What to do: Return every record verbatim.

* BEGIN Listed records *

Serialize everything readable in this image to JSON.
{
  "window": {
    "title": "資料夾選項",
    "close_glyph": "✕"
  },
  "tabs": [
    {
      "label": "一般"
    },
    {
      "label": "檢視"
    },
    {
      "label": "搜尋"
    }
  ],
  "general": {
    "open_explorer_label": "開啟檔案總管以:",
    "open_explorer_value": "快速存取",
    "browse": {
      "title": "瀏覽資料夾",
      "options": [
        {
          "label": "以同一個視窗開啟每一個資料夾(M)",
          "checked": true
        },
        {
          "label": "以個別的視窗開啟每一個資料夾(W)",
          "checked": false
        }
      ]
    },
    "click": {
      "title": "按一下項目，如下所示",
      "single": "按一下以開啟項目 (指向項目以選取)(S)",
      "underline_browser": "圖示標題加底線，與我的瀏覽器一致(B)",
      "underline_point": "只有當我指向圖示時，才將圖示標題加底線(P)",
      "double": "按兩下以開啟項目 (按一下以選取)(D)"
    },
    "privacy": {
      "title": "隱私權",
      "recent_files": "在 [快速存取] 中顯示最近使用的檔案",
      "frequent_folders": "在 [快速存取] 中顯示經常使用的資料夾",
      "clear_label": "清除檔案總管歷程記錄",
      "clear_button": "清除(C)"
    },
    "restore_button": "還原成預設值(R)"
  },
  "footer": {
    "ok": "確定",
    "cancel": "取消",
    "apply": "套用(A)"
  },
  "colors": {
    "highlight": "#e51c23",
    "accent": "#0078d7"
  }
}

* END Listed records *

Result:
Serialize everything readable in this image to JSON.
{
  "window": {
    "title": "資料夾選項",
    "close_glyph": "✕"
  },
  "tabs": [
    {
      "label": "一般"
    },
    {
      "label": "檢視"
    },
    {
      "label": "搜尋"
    }
  ],
  "general": {
    "open_explorer_label": "開啟檔案總管以:",
    "open_explorer_value": "快速存取",
    "browse": {
      "title": "瀏覽資料夾",
      "options": [
        {
          "label": "以同一個視窗開啟每一個資料夾(M)",
          "checked": true
        },
        {
          "label": "以個別的視窗開啟每一個資料夾(W)",
          "checked": false
        }
      ]
    },
    "click": {
      "title": "按一下項目，如下所示",
      "single": "按一下以開啟項目 (指向項目以選取)(S)",
      "underline_browser": "圖示標題加底線，與我的瀏覽器一致(B)",
      "underline_point": "只有當我指向圖示時，才將圖示標題加底線(P)",
      "double": "按兩下以開啟項目 (按一下以選取)(D)"
    },
    "privacy": {
      "title": "隱私權",
      "recent_files": "在 [快速存取] 中顯示最近使用的檔案",
      "frequent_folders": "在 [快速存取] 中顯示經常使用的資料夾",
      "clear_label": "清除檔案總管歷程記錄",
      "clear_button": "清除(C)"
    },
    "restore_button": "還原成預設值(R)"
  },
  "footer": {
    "ok": "確定",
    "cancel": "取消",
    "apply": "套用(A)"
  },
  "colors": {
    "highlight": "#e51c23",
    "accent": "#0078d7"
  }
}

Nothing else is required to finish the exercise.